## Task material
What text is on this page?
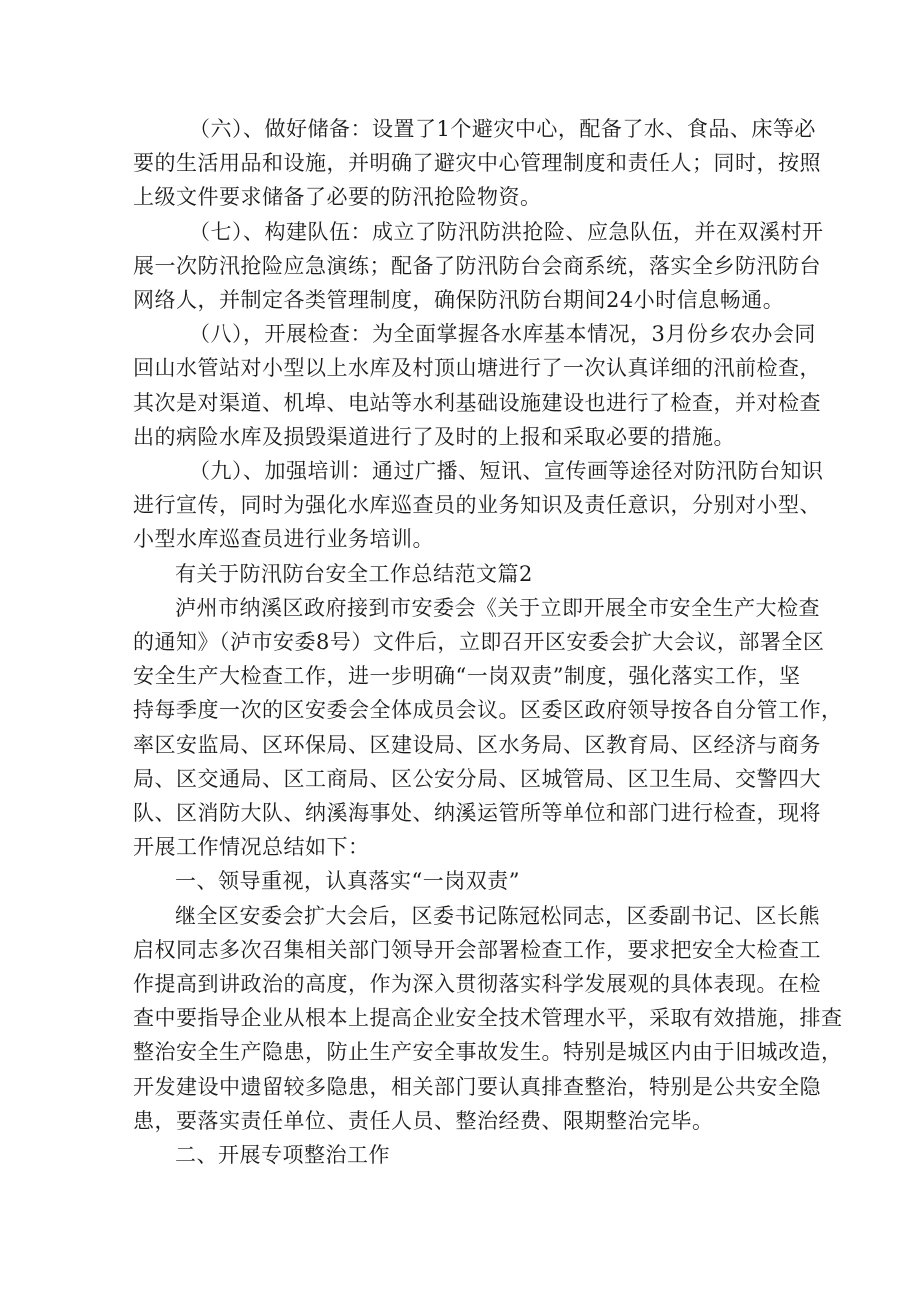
（六）、做好储备：设置了1个避灾中心，配备了水、食品、床等必
要的生活用品和设施，并明确了避灾中心管理制度和责任人；同时，按照
上级文件要求储备了必要的防汛抢险物资。
（七）、构建队伍：成立了防汛防洪抢险、应急队伍，并在双溪村开
展一次防汛抢险应急演练；配备了防汛防台会商系统，落实全乡防汛防台
网络人，并制定各类管理制度，确保防汛防台期间24小时信息畅通。
（八），开展检查：为全面掌握各水库基本情况，3月份乡农办会同
回山水管站对小型以上水库及村顶山塘进行了一次认真详细的汛前检查，
其次是对渠道、机埠、电站等水利基础设施建设也进行了检查，并对检查
出的病险水库及损毁渠道进行了及时的上报和采取必要的措施。
（九）、加强培训：通过广播、短讯、宣传画等途径对防汛防台知识
进行宣传，同时为强化水库巡查员的业务知识及责任意识，分别对小型、
小型水库巡查员进行业务培训。
有关于防汛防台安全工作总结范文篇2
泸州市纳溪区政府接到市安委会《关于立即开展全市安全生产大检查
的通知》（泸市安委8号）文件后，立即召开区安委会扩大会议，部署全区
安全生产大检查工作，进一步明确“一岗双责”制度，强化落实工作，坚
持每季度一次的区安委会全体成员会议。区委区政府领导按各自分管工作，
率区安监局、区环保局、区建设局、区水务局、区教育局、区经济与商务
局、区交通局、区工商局、区公安分局、区城管局、区卫生局、交警四大
队、区消防大队、纳溪海事处、纳溪运管所等单位和部门进行检查，现将
开展工作情况总结如下：
一、领导重视，认真落实“一岗双责”
继全区安委会扩大会后，区委书记陈冠松同志，区委副书记、区长熊
启权同志多次召集相关部门领导开会部署检查工作，要求把安全大检查工
作提高到讲政治的高度，作为深入贯彻落实科学发展观的具体表现。在检
查中要指导企业从根本上提高企业安全技术管理水平，采取有效措施，排查
整治安全生产隐患，防止生产安全事故发生。特别是城区内由于旧城改造，
开发建设中遗留较多隐患，相关部门要认真排查整治，特别是公共安全隐
患，要落实责任单位、责任人员、整治经费、限期整治完毕。
二、开展专项整治工作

## Given request
Without the pictures, transcribe the listing above exactly.

## Finished exercise
What text is on this page?
（六）、做好储备：设置了1个避灾中心，配备了水、食品、床等必
要的生活用品和设施，并明确了避灾中心管理制度和责任人；同时，按照
上级文件要求储备了必要的防汛抢险物资。
（七）、构建队伍：成立了防汛防洪抢险、应急队伍，并在双溪村开
展一次防汛抢险应急演练；配备了防汛防台会商系统，落实全乡防汛防台
网络人，并制定各类管理制度，确保防汛防台期间24小时信息畅通。
（八），开展检查：为全面掌握各水库基本情况，3月份乡农办会同
回山水管站对小型以上水库及村顶山塘进行了一次认真详细的汛前检查，
其次是对渠道、机埠、电站等水利基础设施建设也进行了检查，并对检查
出的病险水库及损毁渠道进行了及时的上报和采取必要的措施。
（九）、加强培训：通过广播、短讯、宣传画等途径对防汛防台知识
进行宣传，同时为强化水库巡查员的业务知识及责任意识，分别对小型、
小型水库巡查员进行业务培训。
有关于防汛防台安全工作总结范文篇2
泸州市纳溪区政府接到市安委会《关于立即开展全市安全生产大检查
的通知》（泸市安委8号）文件后，立即召开区安委会扩大会议，部署全区
安全生产大检查工作，进一步明确“一岗双责”制度，强化落实工作，坚
持每季度一次的区安委会全体成员会议。区委区政府领导按各自分管工作，
率区安监局、区环保局、区建设局、区水务局、区教育局、区经济与商务
局、区交通局、区工商局、区公安分局、区城管局、区卫生局、交警四大
队、区消防大队、纳溪海事处、纳溪运管所等单位和部门进行检查，现将
开展工作情况总结如下：
一、领导重视，认真落实“一岗双责”
继全区安委会扩大会后，区委书记陈冠松同志，区委副书记、区长熊
启权同志多次召集相关部门领导开会部署检查工作，要求把安全大检查工
作提高到讲政治的高度，作为深入贯彻落实科学发展观的具体表现。在检
查中要指导企业从根本上提高企业安全技术管理水平，采取有效措施，排查
整治安全生产隐患，防止生产安全事故发生。特别是城区内由于旧城改造，
开发建设中遗留较多隐患，相关部门要认真排查整治，特别是公共安全隐
患，要落实责任单位、责任人员、整治经费、限期整治完毕。
二、开展专项整治工作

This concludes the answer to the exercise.